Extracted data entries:
________________

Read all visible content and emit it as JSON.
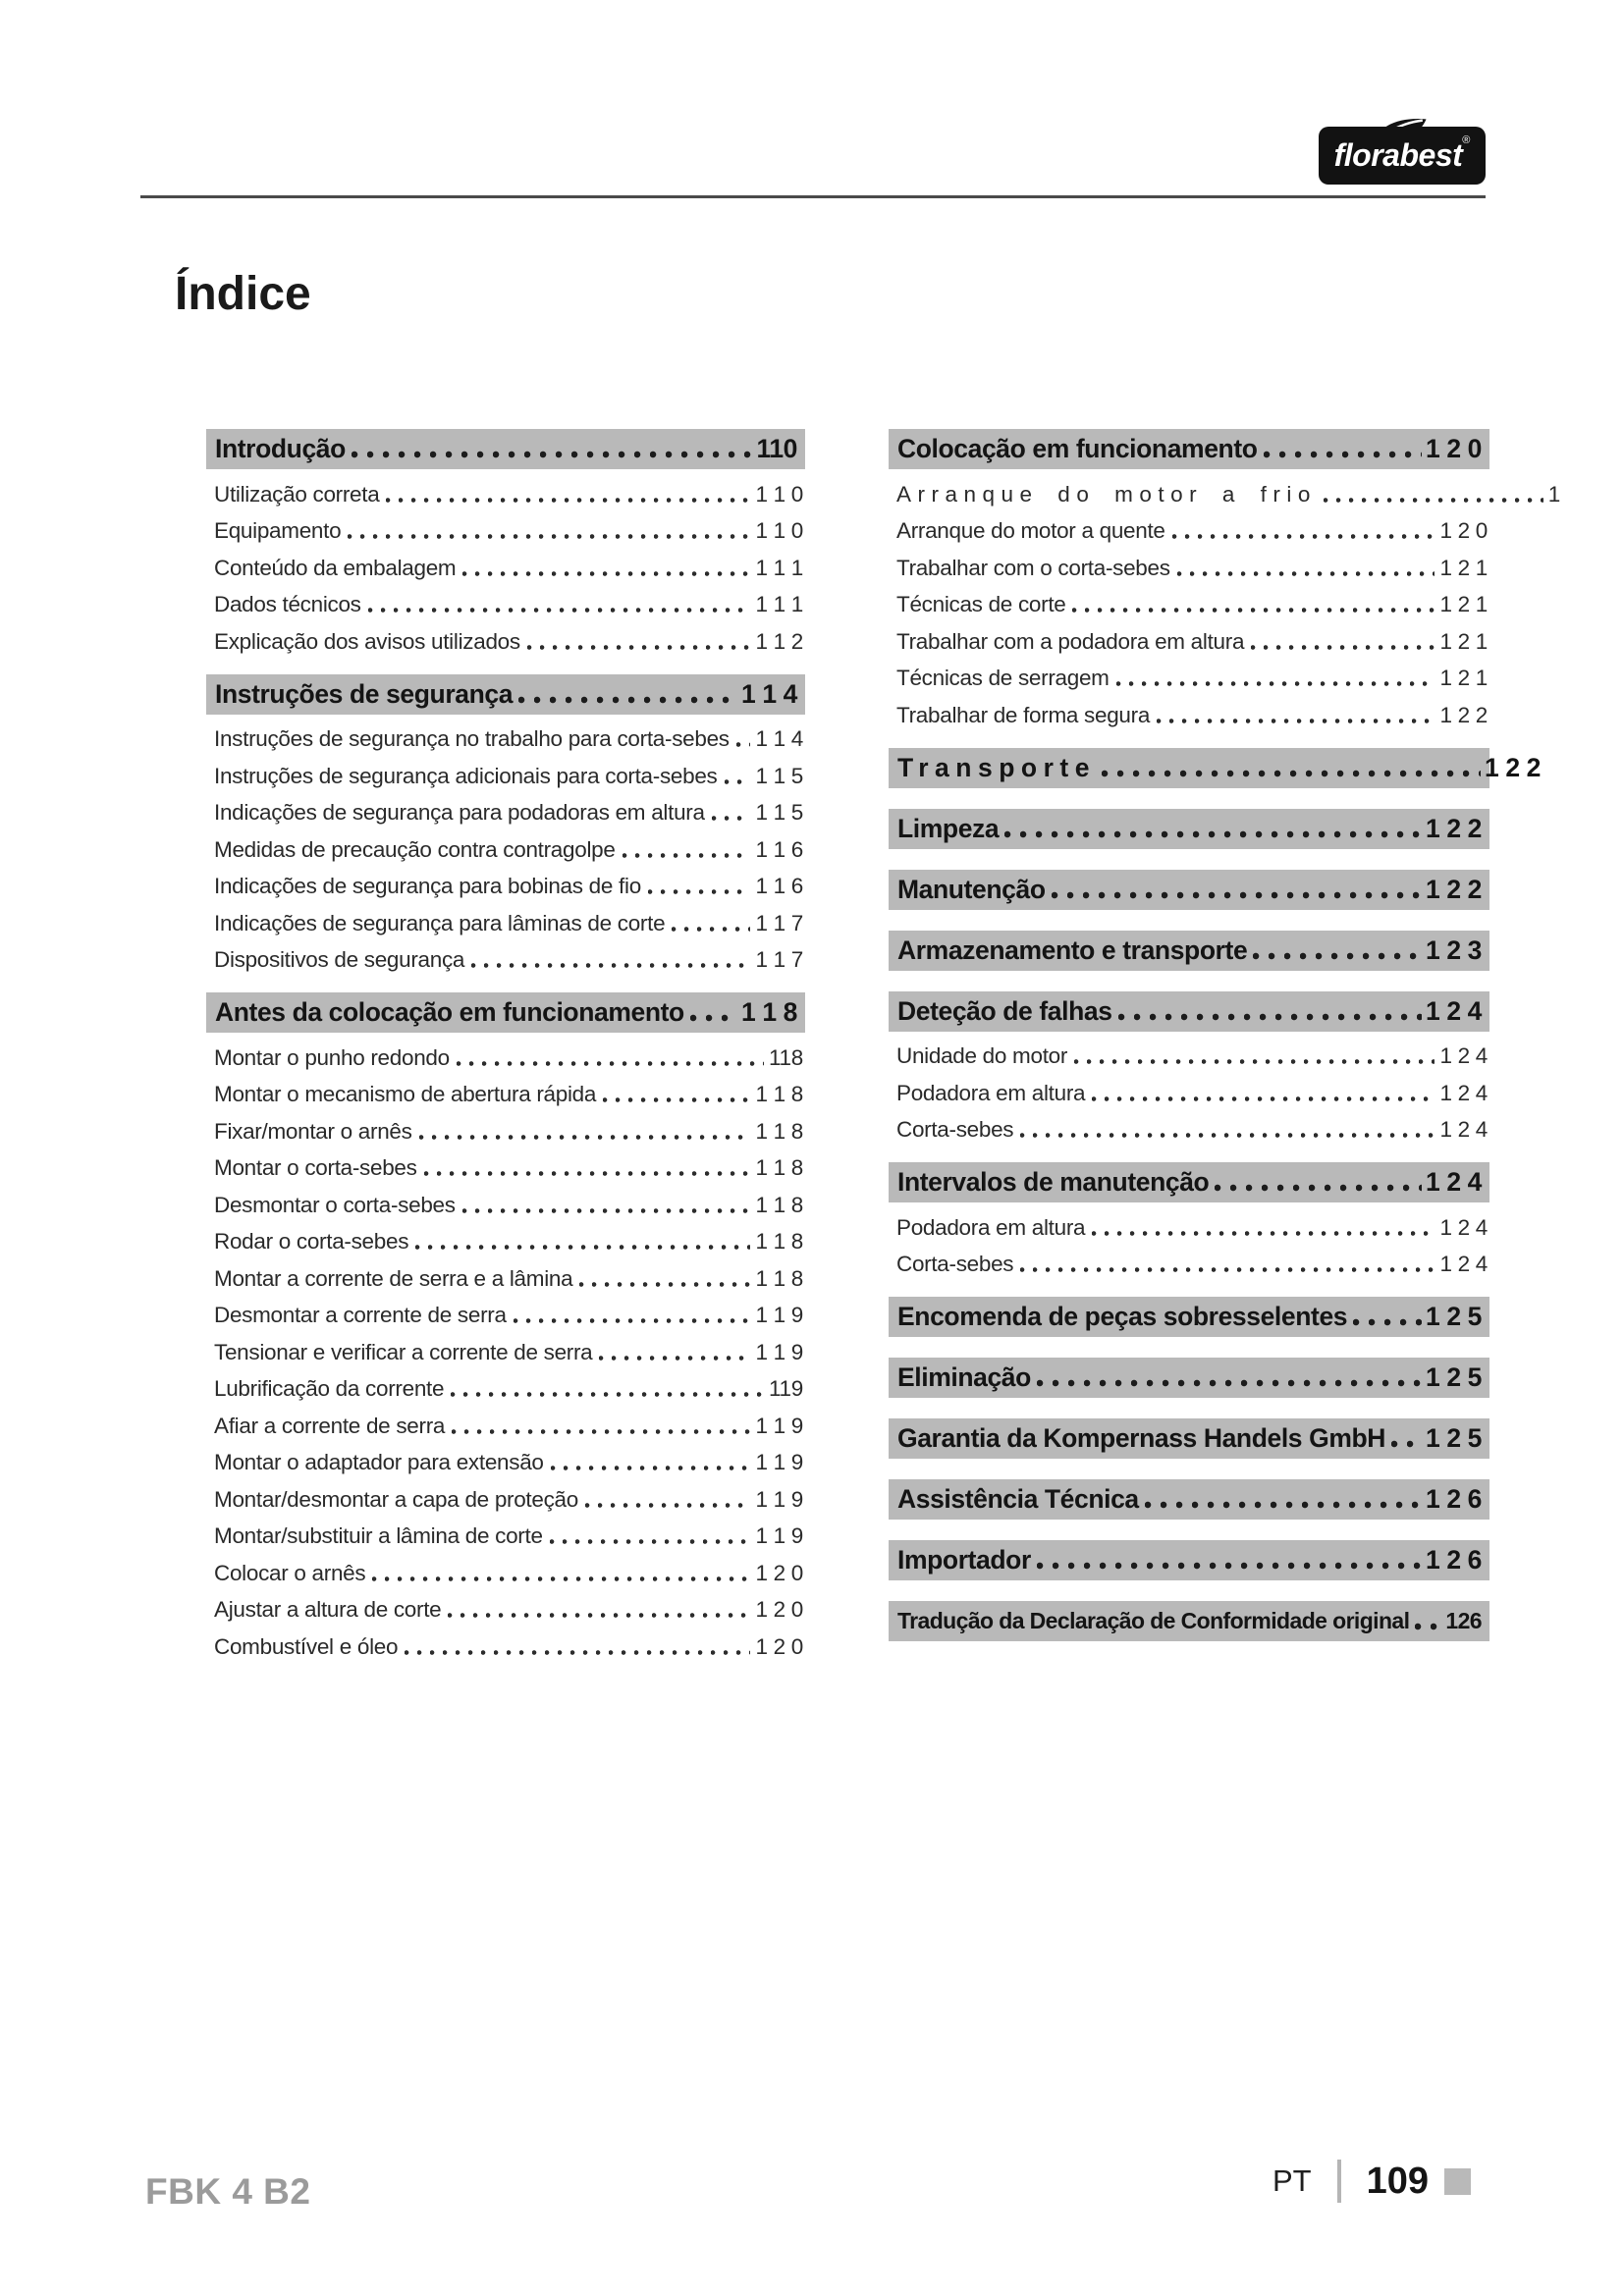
{
  "brand": {
    "logo_text": "florabest",
    "registered": "®"
  },
  "title": "Índice",
  "footer": {
    "model": "FBK 4 B2",
    "language": "PT",
    "page": "109"
  },
  "colors": {
    "section_bar": "#b9b9b9",
    "footer_gray": "#9b9b9b",
    "text": "#2a2a2a"
  },
  "toc": {
    "left": [
      {
        "type": "header",
        "label": "Introdução",
        "page": "110"
      },
      {
        "type": "entry",
        "label": "Utilização correta",
        "page": "1 1 0"
      },
      {
        "type": "entry",
        "label": "Equipamento",
        "page": "1 1 0"
      },
      {
        "type": "entry",
        "label": "Conteúdo da embalagem",
        "page": "1 1 1"
      },
      {
        "type": "entry",
        "label": "Dados técnicos",
        "page": "1 1 1"
      },
      {
        "type": "entry",
        "label": "Explicação dos avisos utilizados",
        "page": "1 1 2"
      },
      {
        "type": "header",
        "label": "Instruções de segurança",
        "page": "1 1 4"
      },
      {
        "type": "entry",
        "label": "Instruções de segurança no trabalho para corta-sebes",
        "page": "1 1 4"
      },
      {
        "type": "entry",
        "label": "Instruções de segurança adicionais para corta-sebes",
        "page": "1 1 5"
      },
      {
        "type": "entry",
        "label": "Indicações de segurança para podadoras em altura",
        "page": "1 1 5"
      },
      {
        "type": "entry",
        "label": "Medidas de precaução contra contragolpe",
        "page": "1 1 6"
      },
      {
        "type": "entry",
        "label": "Indicações de segurança para bobinas de fio",
        "page": "1 1 6"
      },
      {
        "type": "entry",
        "label": "Indicações de segurança para lâminas de corte",
        "page": "1 1 7"
      },
      {
        "type": "entry",
        "label": "Dispositivos de segurança",
        "page": "1 1 7"
      },
      {
        "type": "header",
        "label": "Antes da colocação em funcionamento",
        "page": "1 1 8"
      },
      {
        "type": "entry",
        "label": "Montar o punho redondo",
        "page": "118"
      },
      {
        "type": "entry",
        "label": "Montar o mecanismo de abertura rápida",
        "page": "1 1 8"
      },
      {
        "type": "entry",
        "label": "Fixar/montar o arnês",
        "page": "1 1 8"
      },
      {
        "type": "entry",
        "label": "Montar o corta-sebes",
        "page": "1 1 8"
      },
      {
        "type": "entry",
        "label": "Desmontar o corta-sebes",
        "page": "1 1 8"
      },
      {
        "type": "entry",
        "label": "Rodar o corta-sebes",
        "page": "1 1 8"
      },
      {
        "type": "entry",
        "label": "Montar a corrente de serra e a lâmina",
        "page": "1 1 8"
      },
      {
        "type": "entry",
        "label": "Desmontar a corrente de serra",
        "page": "1 1 9"
      },
      {
        "type": "entry",
        "label": "Tensionar e verificar a corrente de serra",
        "page": "1 1 9"
      },
      {
        "type": "entry",
        "label": "Lubrificação da corrente",
        "page": "119"
      },
      {
        "type": "entry",
        "label": "Afiar a corrente de serra",
        "page": "1 1 9"
      },
      {
        "type": "entry",
        "label": "Montar o adaptador para extensão",
        "page": "1 1 9"
      },
      {
        "type": "entry",
        "label": "Montar/desmontar a capa de proteção",
        "page": "1 1 9"
      },
      {
        "type": "entry",
        "label": "Montar/substituir a lâmina de corte",
        "page": "1 1 9"
      },
      {
        "type": "entry",
        "label": "Colocar o arnês",
        "page": "1 2 0"
      },
      {
        "type": "entry",
        "label": "Ajustar a altura de corte",
        "page": "1 2 0"
      },
      {
        "type": "entry",
        "label": "Combustível e óleo",
        "page": "1 2 0"
      }
    ],
    "right": [
      {
        "type": "header",
        "label": "Colocação em funcionamento",
        "page": "1 2 0"
      },
      {
        "type": "entry",
        "label": "Arranque do motor a frio",
        "page": "1",
        "tracked": true,
        "extend": true
      },
      {
        "type": "entry",
        "label": "Arranque do motor a quente",
        "page": "1 2 0"
      },
      {
        "type": "entry",
        "label": "Trabalhar com o corta-sebes",
        "page": "1 2 1"
      },
      {
        "type": "entry",
        "label": "Técnicas de corte",
        "page": "1 2 1"
      },
      {
        "type": "entry",
        "label": "Trabalhar com a podadora em altura",
        "page": "1 2 1"
      },
      {
        "type": "entry",
        "label": "Técnicas de serragem",
        "page": "1 2 1"
      },
      {
        "type": "entry",
        "label": "Trabalhar de forma segura",
        "page": "1 2 2"
      },
      {
        "type": "header",
        "label": "Transporte",
        "page": "1 2 2",
        "tracked": true,
        "num_outside": true
      },
      {
        "type": "header",
        "label": "Limpeza",
        "page": "1 2 2"
      },
      {
        "type": "header",
        "label": "Manutenção",
        "page": "1 2 2"
      },
      {
        "type": "header",
        "label": "Armazenamento e transporte",
        "page": "1 2 3"
      },
      {
        "type": "header",
        "label": "Deteção de falhas",
        "page": "1 2 4"
      },
      {
        "type": "entry",
        "label": "Unidade do motor",
        "page": "1 2 4"
      },
      {
        "type": "entry",
        "label": "Podadora em altura",
        "page": "1 2 4"
      },
      {
        "type": "entry",
        "label": "Corta-sebes",
        "page": "1 2 4"
      },
      {
        "type": "header",
        "label": "Intervalos de manutenção",
        "page": "1 2 4"
      },
      {
        "type": "entry",
        "label": "Podadora em altura",
        "page": "1 2 4"
      },
      {
        "type": "entry",
        "label": "Corta-sebes",
        "page": "1 2 4"
      },
      {
        "type": "header",
        "label": "Encomenda de peças sobresselentes",
        "page": "1 2 5"
      },
      {
        "type": "header",
        "label": "Eliminação",
        "page": "1 2 5"
      },
      {
        "type": "header",
        "label": "Garantia da Kompernass Handels GmbH",
        "page": "1 2 5"
      },
      {
        "type": "header",
        "label": "Assistência Técnica",
        "page": "1 2 6"
      },
      {
        "type": "header",
        "label": "Importador",
        "page": "1 2 6"
      },
      {
        "type": "header",
        "label": "Tradução da Declaração de Conformidade original",
        "page": "126",
        "small": true
      }
    ]
  }
}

________________

The request:
Copy the listing over exactly, skipping the pictures it holds.

Exercise response:
Read all visible content and emit it as JSON.
{
  "brand": {
    "logo_text": "florabest",
    "registered": "®"
  },
  "title": "Índice",
  "footer": {
    "model": "FBK 4 B2",
    "language": "PT",
    "page": "109"
  },
  "colors": {
    "section_bar": "#b9b9b9",
    "footer_gray": "#9b9b9b",
    "text": "#2a2a2a"
  },
  "toc": {
    "left": [
      {
        "type": "header",
        "label": "Introdução",
        "page": "110"
      },
      {
        "type": "entry",
        "label": "Utilização correta",
        "page": "1 1 0"
      },
      {
        "type": "entry",
        "label": "Equipamento",
        "page": "1 1 0"
      },
      {
        "type": "entry",
        "label": "Conteúdo da embalagem",
        "page": "1 1 1"
      },
      {
        "type": "entry",
        "label": "Dados técnicos",
        "page": "1 1 1"
      },
      {
        "type": "entry",
        "label": "Explicação dos avisos utilizados",
        "page": "1 1 2"
      },
      {
        "type": "header",
        "label": "Instruções de segurança",
        "page": "1 1 4"
      },
      {
        "type": "entry",
        "label": "Instruções de segurança no trabalho para corta-sebes",
        "page": "1 1 4"
      },
      {
        "type": "entry",
        "label": "Instruções de segurança adicionais para corta-sebes",
        "page": "1 1 5"
      },
      {
        "type": "entry",
        "label": "Indicações de segurança para podadoras em altura",
        "page": "1 1 5"
      },
      {
        "type": "entry",
        "label": "Medidas de precaução contra contragolpe",
        "page": "1 1 6"
      },
      {
        "type": "entry",
        "label": "Indicações de segurança para bobinas de fio",
        "page": "1 1 6"
      },
      {
        "type": "entry",
        "label": "Indicações de segurança para lâminas de corte",
        "page": "1 1 7"
      },
      {
        "type": "entry",
        "label": "Dispositivos de segurança",
        "page": "1 1 7"
      },
      {
        "type": "header",
        "label": "Antes da colocação em funcionamento",
        "page": "1 1 8"
      },
      {
        "type": "entry",
        "label": "Montar o punho redondo",
        "page": "118"
      },
      {
        "type": "entry",
        "label": "Montar o mecanismo de abertura rápida",
        "page": "1 1 8"
      },
      {
        "type": "entry",
        "label": "Fixar/montar o arnês",
        "page": "1 1 8"
      },
      {
        "type": "entry",
        "label": "Montar o corta-sebes",
        "page": "1 1 8"
      },
      {
        "type": "entry",
        "label": "Desmontar o corta-sebes",
        "page": "1 1 8"
      },
      {
        "type": "entry",
        "label": "Rodar o corta-sebes",
        "page": "1 1 8"
      },
      {
        "type": "entry",
        "label": "Montar a corrente de serra e a lâmina",
        "page": "1 1 8"
      },
      {
        "type": "entry",
        "label": "Desmontar a corrente de serra",
        "page": "1 1 9"
      },
      {
        "type": "entry",
        "label": "Tensionar e verificar a corrente de serra",
        "page": "1 1 9"
      },
      {
        "type": "entry",
        "label": "Lubrificação da corrente",
        "page": "119"
      },
      {
        "type": "entry",
        "label": "Afiar a corrente de serra",
        "page": "1 1 9"
      },
      {
        "type": "entry",
        "label": "Montar o adaptador para extensão",
        "page": "1 1 9"
      },
      {
        "type": "entry",
        "label": "Montar/desmontar a capa de proteção",
        "page": "1 1 9"
      },
      {
        "type": "entry",
        "label": "Montar/substituir a lâmina de corte",
        "page": "1 1 9"
      },
      {
        "type": "entry",
        "label": "Colocar o arnês",
        "page": "1 2 0"
      },
      {
        "type": "entry",
        "label": "Ajustar a altura de corte",
        "page": "1 2 0"
      },
      {
        "type": "entry",
        "label": "Combustível e óleo",
        "page": "1 2 0"
      }
    ],
    "right": [
      {
        "type": "header",
        "label": "Colocação em funcionamento",
        "page": "1 2 0"
      },
      {
        "type": "entry",
        "label": "Arranque do motor a frio",
        "page": "1",
        "tracked": true,
        "extend": true
      },
      {
        "type": "entry",
        "label": "Arranque do motor a quente",
        "page": "1 2 0"
      },
      {
        "type": "entry",
        "label": "Trabalhar com o corta-sebes",
        "page": "1 2 1"
      },
      {
        "type": "entry",
        "label": "Técnicas de corte",
        "page": "1 2 1"
      },
      {
        "type": "entry",
        "label": "Trabalhar com a podadora em altura",
        "page": "1 2 1"
      },
      {
        "type": "entry",
        "label": "Técnicas de serragem",
        "page": "1 2 1"
      },
      {
        "type": "entry",
        "label": "Trabalhar de forma segura",
        "page": "1 2 2"
      },
      {
        "type": "header",
        "label": "Transporte",
        "page": "1 2 2",
        "tracked": true,
        "num_outside": true
      },
      {
        "type": "header",
        "label": "Limpeza",
        "page": "1 2 2"
      },
      {
        "type": "header",
        "label": "Manutenção",
        "page": "1 2 2"
      },
      {
        "type": "header",
        "label": "Armazenamento e transporte",
        "page": "1 2 3"
      },
      {
        "type": "header",
        "label": "Deteção de falhas",
        "page": "1 2 4"
      },
      {
        "type": "entry",
        "label": "Unidade do motor",
        "page": "1 2 4"
      },
      {
        "type": "entry",
        "label": "Podadora em altura",
        "page": "1 2 4"
      },
      {
        "type": "entry",
        "label": "Corta-sebes",
        "page": "1 2 4"
      },
      {
        "type": "header",
        "label": "Intervalos de manutenção",
        "page": "1 2 4"
      },
      {
        "type": "entry",
        "label": "Podadora em altura",
        "page": "1 2 4"
      },
      {
        "type": "entry",
        "label": "Corta-sebes",
        "page": "1 2 4"
      },
      {
        "type": "header",
        "label": "Encomenda de peças sobresselentes",
        "page": "1 2 5"
      },
      {
        "type": "header",
        "label": "Eliminação",
        "page": "1 2 5"
      },
      {
        "type": "header",
        "label": "Garantia da Kompernass Handels GmbH",
        "page": "1 2 5"
      },
      {
        "type": "header",
        "label": "Assistência Técnica",
        "page": "1 2 6"
      },
      {
        "type": "header",
        "label": "Importador",
        "page": "1 2 6"
      },
      {
        "type": "header",
        "label": "Tradução da Declaração de Conformidade original",
        "page": "126",
        "small": true
      }
    ]
  }
}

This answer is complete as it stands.